[Do this]: Please duplicate the listing from its first line up to and including the line that contains "category-bar: > (22685)".

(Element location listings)
──────────
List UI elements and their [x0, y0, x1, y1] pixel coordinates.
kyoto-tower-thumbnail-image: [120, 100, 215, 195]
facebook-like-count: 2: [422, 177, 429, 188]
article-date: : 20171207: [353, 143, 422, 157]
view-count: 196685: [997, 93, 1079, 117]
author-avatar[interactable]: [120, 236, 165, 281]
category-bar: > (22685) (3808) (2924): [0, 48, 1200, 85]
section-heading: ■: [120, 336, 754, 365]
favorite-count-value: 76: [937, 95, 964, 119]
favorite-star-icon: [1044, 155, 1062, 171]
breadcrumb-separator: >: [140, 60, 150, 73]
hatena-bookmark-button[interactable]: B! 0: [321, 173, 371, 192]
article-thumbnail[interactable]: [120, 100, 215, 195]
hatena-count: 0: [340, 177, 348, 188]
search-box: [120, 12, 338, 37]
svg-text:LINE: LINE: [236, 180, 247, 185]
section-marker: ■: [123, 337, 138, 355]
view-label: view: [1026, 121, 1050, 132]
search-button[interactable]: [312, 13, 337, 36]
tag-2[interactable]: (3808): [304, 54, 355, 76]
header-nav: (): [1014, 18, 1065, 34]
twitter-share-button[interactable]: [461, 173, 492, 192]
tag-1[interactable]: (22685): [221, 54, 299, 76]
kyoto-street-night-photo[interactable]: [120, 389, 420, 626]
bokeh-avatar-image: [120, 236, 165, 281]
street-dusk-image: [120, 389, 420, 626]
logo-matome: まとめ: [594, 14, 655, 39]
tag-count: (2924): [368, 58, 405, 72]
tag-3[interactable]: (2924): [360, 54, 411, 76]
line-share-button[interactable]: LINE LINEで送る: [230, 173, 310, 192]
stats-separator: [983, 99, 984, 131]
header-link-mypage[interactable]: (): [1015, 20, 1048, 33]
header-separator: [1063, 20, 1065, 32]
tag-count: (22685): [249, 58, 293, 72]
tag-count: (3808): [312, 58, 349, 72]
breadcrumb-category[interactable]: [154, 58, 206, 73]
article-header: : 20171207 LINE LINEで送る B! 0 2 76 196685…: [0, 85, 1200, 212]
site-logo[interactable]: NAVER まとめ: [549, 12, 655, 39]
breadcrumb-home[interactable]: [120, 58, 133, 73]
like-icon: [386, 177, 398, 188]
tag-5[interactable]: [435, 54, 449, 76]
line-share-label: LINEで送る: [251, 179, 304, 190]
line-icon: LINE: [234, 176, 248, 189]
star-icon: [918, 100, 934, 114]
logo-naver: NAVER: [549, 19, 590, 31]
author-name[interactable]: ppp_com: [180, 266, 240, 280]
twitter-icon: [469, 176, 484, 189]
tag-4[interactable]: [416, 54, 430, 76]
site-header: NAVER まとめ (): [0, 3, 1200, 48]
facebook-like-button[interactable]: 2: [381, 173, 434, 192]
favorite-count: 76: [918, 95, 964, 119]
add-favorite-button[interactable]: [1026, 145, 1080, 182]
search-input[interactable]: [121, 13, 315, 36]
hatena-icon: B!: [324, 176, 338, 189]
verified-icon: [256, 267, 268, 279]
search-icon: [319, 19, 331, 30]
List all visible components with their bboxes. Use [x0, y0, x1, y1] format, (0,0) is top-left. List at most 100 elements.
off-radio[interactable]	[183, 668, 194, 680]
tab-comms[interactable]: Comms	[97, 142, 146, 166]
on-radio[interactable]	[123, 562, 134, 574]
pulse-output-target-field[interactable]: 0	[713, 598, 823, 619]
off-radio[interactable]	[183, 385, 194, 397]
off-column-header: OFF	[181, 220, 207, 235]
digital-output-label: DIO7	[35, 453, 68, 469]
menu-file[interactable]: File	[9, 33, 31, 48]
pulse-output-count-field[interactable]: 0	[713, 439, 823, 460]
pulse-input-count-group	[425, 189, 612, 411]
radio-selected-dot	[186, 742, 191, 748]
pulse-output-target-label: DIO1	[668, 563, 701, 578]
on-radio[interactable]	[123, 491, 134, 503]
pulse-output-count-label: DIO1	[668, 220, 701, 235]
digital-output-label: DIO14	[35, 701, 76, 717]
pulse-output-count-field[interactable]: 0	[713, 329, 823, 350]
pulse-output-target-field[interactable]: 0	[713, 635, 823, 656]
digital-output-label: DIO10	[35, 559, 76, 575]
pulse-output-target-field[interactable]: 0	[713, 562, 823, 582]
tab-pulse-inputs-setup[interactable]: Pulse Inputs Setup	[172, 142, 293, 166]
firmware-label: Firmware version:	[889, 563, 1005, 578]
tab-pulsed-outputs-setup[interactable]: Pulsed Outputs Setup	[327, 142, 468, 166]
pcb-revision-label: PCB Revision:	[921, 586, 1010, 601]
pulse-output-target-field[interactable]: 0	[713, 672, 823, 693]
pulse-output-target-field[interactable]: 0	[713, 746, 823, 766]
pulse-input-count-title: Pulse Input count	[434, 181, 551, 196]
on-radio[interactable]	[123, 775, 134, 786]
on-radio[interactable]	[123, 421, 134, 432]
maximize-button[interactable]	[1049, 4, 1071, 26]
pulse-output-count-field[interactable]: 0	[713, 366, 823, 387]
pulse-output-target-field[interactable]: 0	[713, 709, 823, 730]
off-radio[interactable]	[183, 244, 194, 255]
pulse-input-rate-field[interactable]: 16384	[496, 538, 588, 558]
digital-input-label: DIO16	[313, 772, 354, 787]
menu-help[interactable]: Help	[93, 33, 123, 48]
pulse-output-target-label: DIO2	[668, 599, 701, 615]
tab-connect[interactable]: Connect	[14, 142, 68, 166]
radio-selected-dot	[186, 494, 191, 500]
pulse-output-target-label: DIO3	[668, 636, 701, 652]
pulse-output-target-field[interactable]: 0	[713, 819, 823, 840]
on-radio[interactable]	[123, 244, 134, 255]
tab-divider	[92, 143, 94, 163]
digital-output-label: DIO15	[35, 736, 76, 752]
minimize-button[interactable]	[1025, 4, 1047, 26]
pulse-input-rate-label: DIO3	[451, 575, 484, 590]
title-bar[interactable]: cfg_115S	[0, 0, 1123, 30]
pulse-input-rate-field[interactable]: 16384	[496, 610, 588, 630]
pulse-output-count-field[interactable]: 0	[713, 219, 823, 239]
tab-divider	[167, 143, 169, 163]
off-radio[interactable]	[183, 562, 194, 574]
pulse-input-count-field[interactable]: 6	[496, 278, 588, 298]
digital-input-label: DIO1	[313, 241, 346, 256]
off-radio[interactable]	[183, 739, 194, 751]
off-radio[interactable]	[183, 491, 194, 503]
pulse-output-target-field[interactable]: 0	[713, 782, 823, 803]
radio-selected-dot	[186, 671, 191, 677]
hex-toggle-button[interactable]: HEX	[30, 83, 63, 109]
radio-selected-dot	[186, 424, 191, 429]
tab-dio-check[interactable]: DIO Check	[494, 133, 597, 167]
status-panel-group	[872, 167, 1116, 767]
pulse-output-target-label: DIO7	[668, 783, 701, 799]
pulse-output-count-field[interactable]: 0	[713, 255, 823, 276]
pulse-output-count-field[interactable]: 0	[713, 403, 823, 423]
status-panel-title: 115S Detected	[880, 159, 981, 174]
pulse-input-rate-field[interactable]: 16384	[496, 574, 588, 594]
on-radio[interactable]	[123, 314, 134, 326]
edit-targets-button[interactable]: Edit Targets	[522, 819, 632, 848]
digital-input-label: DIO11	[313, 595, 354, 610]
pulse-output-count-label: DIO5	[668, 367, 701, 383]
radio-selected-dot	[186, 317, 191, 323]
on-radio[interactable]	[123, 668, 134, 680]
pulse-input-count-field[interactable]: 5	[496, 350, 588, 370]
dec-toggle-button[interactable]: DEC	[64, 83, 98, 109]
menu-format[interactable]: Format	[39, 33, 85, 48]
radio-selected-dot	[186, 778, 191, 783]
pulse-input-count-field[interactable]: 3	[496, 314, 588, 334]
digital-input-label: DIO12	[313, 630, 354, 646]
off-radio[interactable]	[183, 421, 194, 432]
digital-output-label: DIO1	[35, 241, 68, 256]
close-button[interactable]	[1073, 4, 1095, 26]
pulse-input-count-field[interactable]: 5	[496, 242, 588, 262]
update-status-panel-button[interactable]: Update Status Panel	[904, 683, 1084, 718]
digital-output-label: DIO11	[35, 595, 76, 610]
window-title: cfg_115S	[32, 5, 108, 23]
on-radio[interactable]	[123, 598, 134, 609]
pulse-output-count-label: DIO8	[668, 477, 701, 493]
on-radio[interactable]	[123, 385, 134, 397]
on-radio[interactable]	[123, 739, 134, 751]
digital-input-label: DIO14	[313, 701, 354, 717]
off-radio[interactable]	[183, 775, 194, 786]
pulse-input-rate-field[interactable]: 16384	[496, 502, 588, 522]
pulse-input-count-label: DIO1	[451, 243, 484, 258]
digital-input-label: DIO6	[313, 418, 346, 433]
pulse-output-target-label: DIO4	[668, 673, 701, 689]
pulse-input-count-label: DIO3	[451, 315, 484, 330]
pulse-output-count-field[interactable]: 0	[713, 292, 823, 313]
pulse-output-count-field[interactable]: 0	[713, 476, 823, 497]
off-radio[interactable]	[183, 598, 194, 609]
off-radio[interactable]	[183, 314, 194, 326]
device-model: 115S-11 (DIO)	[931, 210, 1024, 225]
──────────
[Result for this task]:
List UI elements and their [x0, y0, x1, y1] pixel coordinates.
kyoto-tower-thumbnail-image: [120, 100, 215, 195]
facebook-like-count: 2: [422, 177, 429, 188]
article-date: : 20171207: [353, 143, 422, 157]
view-count: 196685: [997, 93, 1079, 117]
author-avatar[interactable]: [120, 236, 165, 281]
category-bar: > (22685) (3808) (2924): [0, 48, 1200, 85]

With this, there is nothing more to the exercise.